§ **Exercise description**: Each line that holds the word "субсидии" is to be identified and copied.

>> START Material for this exercise

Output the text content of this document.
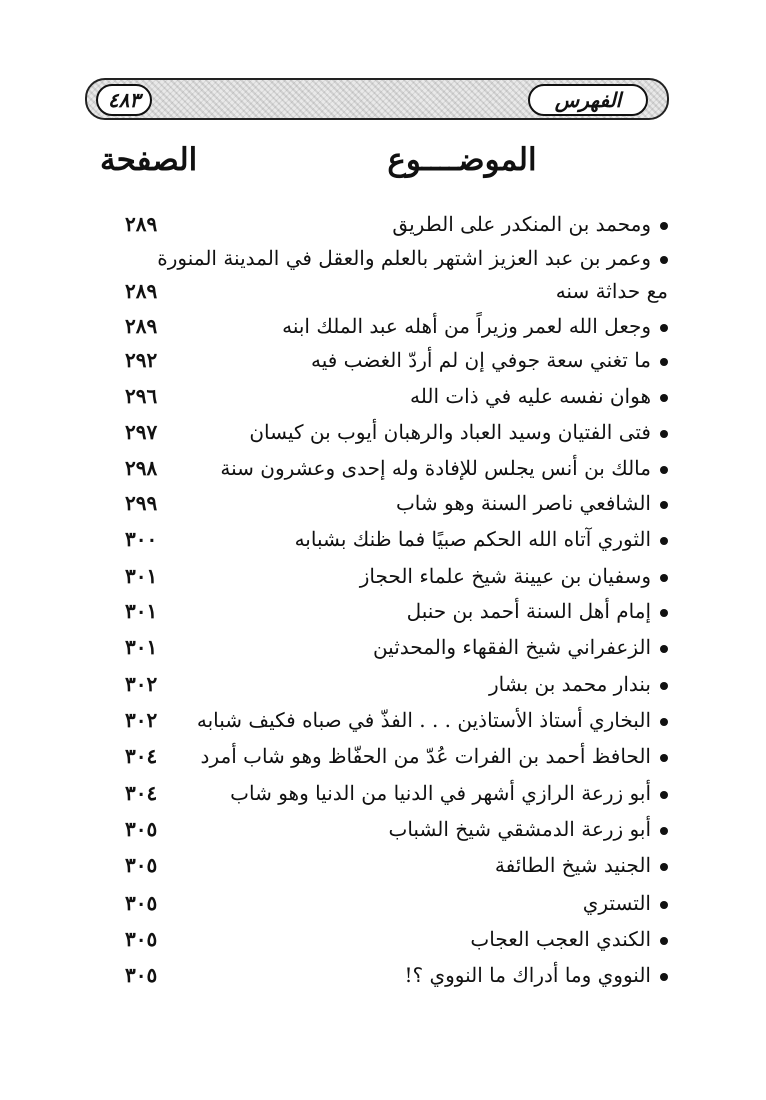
٤٨٣	الفهرس
الموضــــوع
الصفحة
ومحمد بن المنكدر على الطريق
٢٨٩
وعمر بن عبد العزيز اشتهر بالعلم والعقل في المدينة المنورة
مع حداثة سنه
٢٨٩
وجعل الله لعمر وزيراً من أهله عبد الملك ابنه
٢٨٩
ما تغني سعة جوفي إن لم أردّ الغضب فيه
٢٩٢
هوان نفسه عليه في ذات الله
٢٩٦
فتى الفتيان وسيد العباد والرهبان أيوب بن كيسان
٢٩٧
مالك بن أنس يجلس للإفادة وله إحدى وعشرون سنة
٢٩٨
الشافعي ناصر السنة وهو شاب
٢٩٩
الثوري آتاه الله الحكم صبيًا فما ظنك بشبابه
٣٠٠
وسفيان بن عيينة شيخ علماء الحجاز
٣٠١
إمام أهل السنة أحمد بن حنبل
٣٠١
الزعفراني شيخ الفقهاء والمحدثين
٣٠١
بندار محمد بن بشار
٣٠٢
البخاري أستاذ الأستاذين . . . الفذّ في صباه فكيف شبابه
٣٠٢
الحافظ أحمد بن الفرات عُدّ من الحفّاظ وهو شاب أمرد
٣٠٤
أبو زرعة الرازي أشهر في الدنيا من الدنيا وهو شاب
٣٠٤
أبو زرعة الدمشقي شيخ الشباب
٣٠٥
الجنيد شيخ الطائفة
٣٠٥
التستري
٣٠٥
الكندي العجب العجاب
٣٠٥
النووي وما أدراك ما النووي ؟!
٣٠٥
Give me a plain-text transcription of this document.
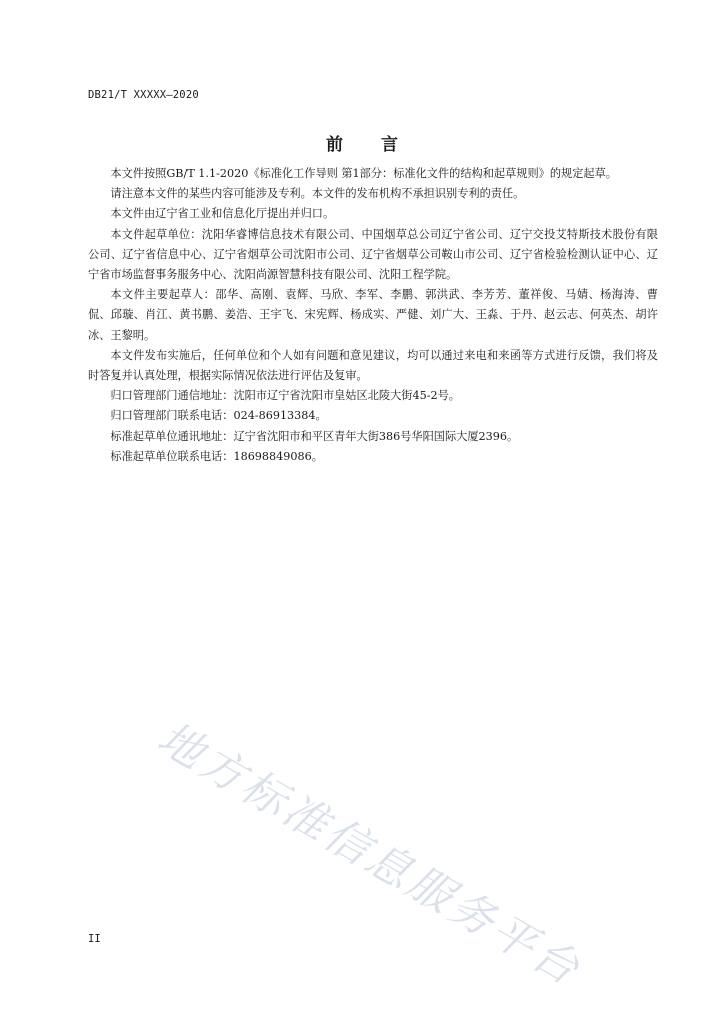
DB21/T XXXXX—2020
前 言

本文件按照GB/T 1.1-2020《标准化工作导则 第1部分：标准化文件的结构和起草规则》的规定起草。

请注意本文件的某些内容可能涉及专利。本文件的发布机构不承担识别专利的责任。

本文件由辽宁省工业和信息化厅提出并归口。

本文件起草单位：沈阳华睿博信息技术有限公司、中国烟草总公司辽宁省公司、辽宁交投艾特斯技术股份有限公司、辽宁省信息中心、辽宁省烟草公司沈阳市公司、辽宁省烟草公司鞍山市公司、辽宁省检验检测认证中心、辽宁省市场监督事务服务中心、沈阳尚源智慧科技有限公司、沈阳工程学院。

本文件主要起草人：邵华、高刚、袁辉、马欣、李军、李鹏、郭洪武、李芳芳、董祥俊、马婧、杨海涛、曹侃、邱璇、肖江、黄书鹏、姜浩、王宇飞、宋宪辉、杨成实、严健、刘广大、王淼、于丹、赵云志、何英杰、胡许冰、王黎明。

本文件发布实施后，任何单位和个人如有问题和意见建议，均可以通过来电和来函等方式进行反馈，我们将及时答复并认真处理，根据实际情况依法进行评估及复审。

归口管理部门通信地址：沈阳市辽宁省沈阳市皇姑区北陵大街45-2号。

归口管理部门联系电话：024-86913384。

标准起草单位通讯地址：辽宁省沈阳市和平区青年大街386号华阳国际大厦2396。

标准起草单位联系电话：18698849086。

地方标准信息服务平台
II
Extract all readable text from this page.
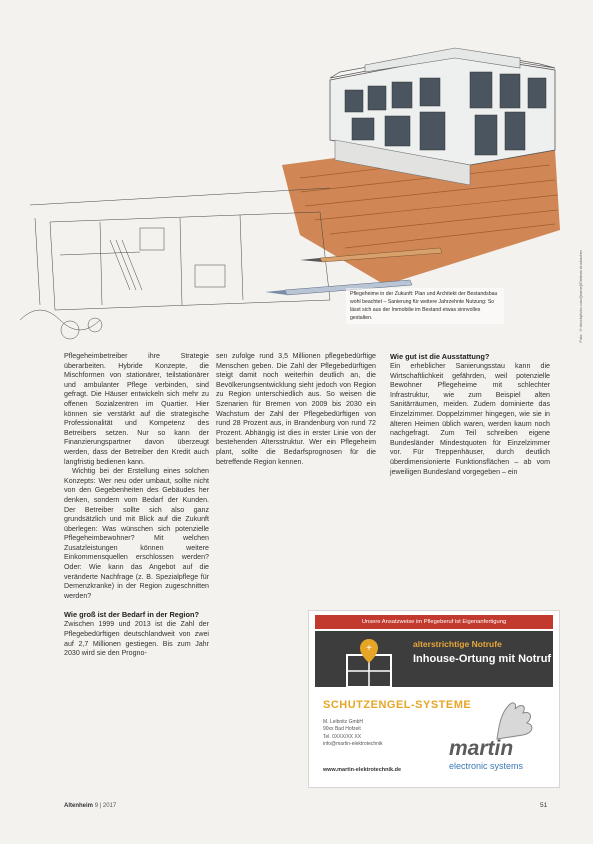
Pflegeheime in der Zukunft: Plan und Architekt der Bestandsbau wohl beachtet – Sanierung für weitere Jahrzehnte Nutzung: So lässt sich aus der Immobilie im Bestand etwas sinnvolles gestalten.	Foto: ©istockphoto.com/[name]/Dietmar Ansbacher

Pflegeheimbetreiber ihre Strategie überarbeiten. Hybride Konzepte, die Mischformen von stationärer, teilstationärer und ambulanter Pflege verbinden, sind gefragt. Die Häuser entwickeln sich mehr zu offenen Sozialzentren im Quartier. Hier können sie verstärkt auf die strategische Professionalität und Kompetenz des Betreibers setzen. Nur so kann der Finanzierungspartner davon überzeugt werden, dass der Betreiber den Kredit auch langfristig bedienen kann.

Wichtig bei der Erstellung eines solchen Konzepts: Wer neu oder umbaut, sollte nicht von den Gegebenheiten des Gebäudes her denken, sondern vom Bedarf der Kunden. Der Betreiber sollte sich also ganz grundsätzlich und mit Blick auf die Zukunft überlegen: Was wünschen sich potenzielle Pflegeheimbewohner? Mit welchen Zusatzleistungen können weitere Einkommensquellen erschlossen werden? Oder: Wie kann das Angebot auf die veränderte Nachfrage (z. B. Spezialpflege für Demenzkranke) in der Region zugeschnitten werden?

Wie groß ist der Bedarf in der Region?

Zwischen 1999 und 2013 ist die Zahl der Pflegebedürftigen deutschlandweit von zwei auf 2,7 Millionen gestiegen. Bis zum Jahr 2030 wird sie den Progno-

sen zufolge rund 3,5 Millionen pflegebedürftige Menschen geben. Die Zahl der Pflegebedürftigen steigt damit noch weiterhin deutlich an, die Bevölkerungsentwicklung sieht jedoch von Region zu Region unterschiedlich aus. So weisen die Szenarien für Bremen von 2009 bis 2030 ein Wachstum der Zahl der Pflegebedürftigen von rund 28 Prozent aus, in Brandenburg von rund 72 Prozent. Abhängig ist dies in erster Linie von der bestehenden Altersstruktur. Wer ein Pflegeheim plant, sollte die Bedarfsprognosen für die betreffende Region kennen.

Wie gut ist die Ausstattung?

Ein erheblicher Sanierungsstau kann die Wirtschaftlichkeit gefährden, weil potenzielle Bewohner Pflegeheime mit schlechter Infrastruktur, wie zum Beispiel alten Sanitärräumen, meiden. Zudem dominierte das Einzelzimmer. Doppelzimmer hingegen, wie sie in älteren Heimen üblich waren, werden kaum noch nachgefragt. Zum Teil schreiben eigene Bundesländer Mindestquoten für Einzelzimmer vor. Für Treppenhäuser, durch deutlich überdimensionierte Funktionsflächen – ab vom jeweiligen Bundesland vorgegeben – ein

Unsere Ansatzweise im Pflegeberuf ist Eigenanfertigung
+	alterstrichtige Notrufe
Inhouse-Ortung mit Notruf
SCHUTZENGEL-SYSTEME
M. Leibnitz GmbH
90xx Bad Hofzeit
Tel. 0XXX/XX XX
info@martin-elektrotechnik
www.martin-elektrotechnik.de
martin
electronic systems
Altenheim 9 | 2017	51
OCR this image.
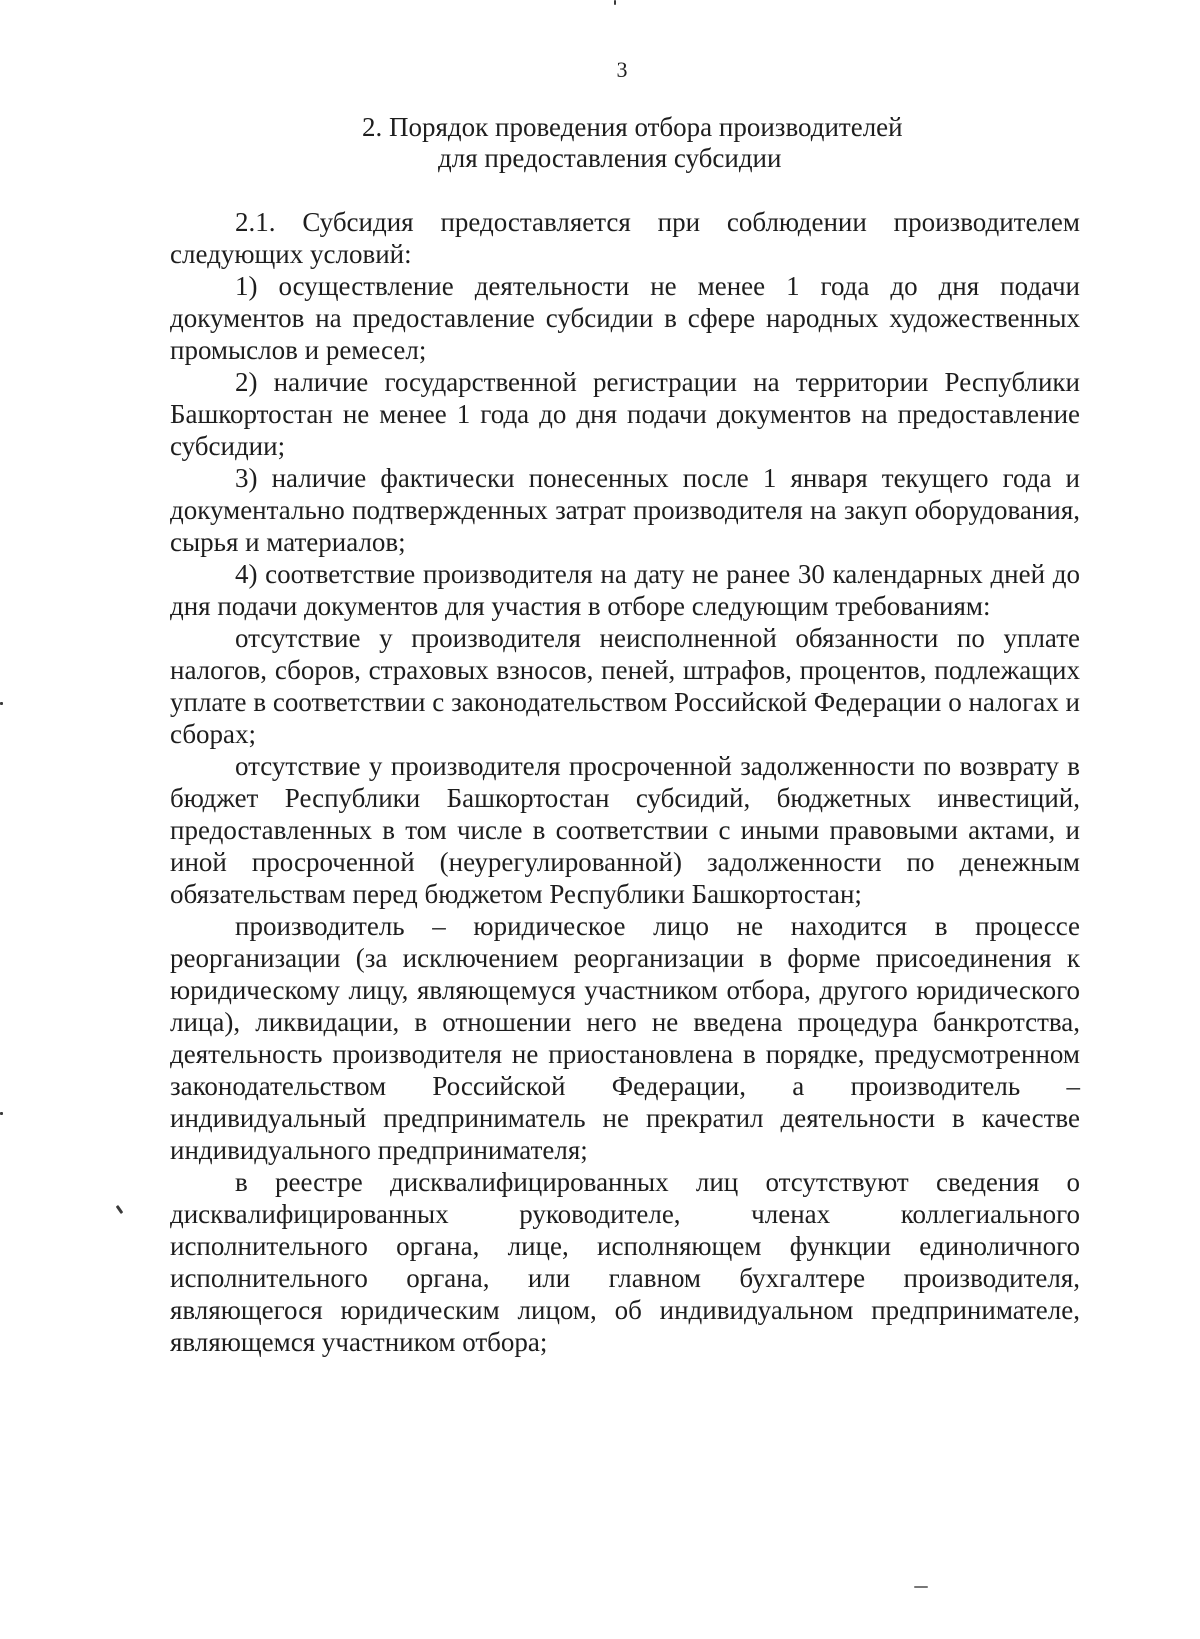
3
2. Порядок проведения отбора производителей
для предоставления субсидии

2.1. Субсидия предоставляется при соблюдении производителем следующих условий:

1) осуществление деятельности не менее 1 года до дня подачи документов на предоставление субсидии в сфере народных художественных промыслов и ремесел;

2) наличие государственной регистрации на территории Республики Башкортостан не менее 1 года до дня подачи документов на предоставление субсидии;

3) наличие фактически понесенных после 1 января текущего года и документально подтвержденных затрат производителя на закуп оборудования, сырья и материалов;

4) соответствие производителя на дату не ранее 30 календарных дней до дня подачи документов для участия в отборе следующим требованиям:

отсутствие у производителя неисполненной обязанности по уплате налогов, сборов, страховых взносов, пеней, штрафов, процентов, подлежащих уплате в соответствии с законодательством Российской Федерации о налогах и сборах;

отсутствие у производителя просроченной задолженности по возврату в бюджет Республики Башкортостан субсидий, бюджетных инвестиций, предоставленных в том числе в соответствии с иными правовыми актами, и иной просроченной (неурегулированной) задолженности по денежным обязательствам перед бюджетом Республики Башкортостан;

производитель – юридическое лицо не находится в процессе реорганизации (за исключением реорганизации в форме присоединения к юридическому лицу, являющемуся участником отбора, другого юридического лица), ликвидации, в отношении него не введена процедура банкротства, деятельность производителя не приостановлена в порядке, предусмотренном законодательством Российской Федерации, а производитель – индивидуальный предприниматель не прекратил деятельности в качестве индивидуального предпринимателя;

в реестре дисквалифицированных лиц отсутствуют сведения о дисквалифицированных руководителе, членах коллегиального исполнительного органа, лице, исполняющем функции единоличного исполнительного органа, или главном бухгалтере производителя, являющегося юридическим лицом, об индивидуальном предпринимателе, являющемся участником отбора;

>> END Material for this exercise

§ **Response to the task**:
для предоставления субсидии
1) осуществление деятельности не менее 1 года до дня подачи документов на предоставление субсидии в сфере народных художественных промыслов и ремесел;
2) наличие государственной регистрации на территории Республики Башкортостан не менее 1 года до дня подачи документов на предоставление субсидии;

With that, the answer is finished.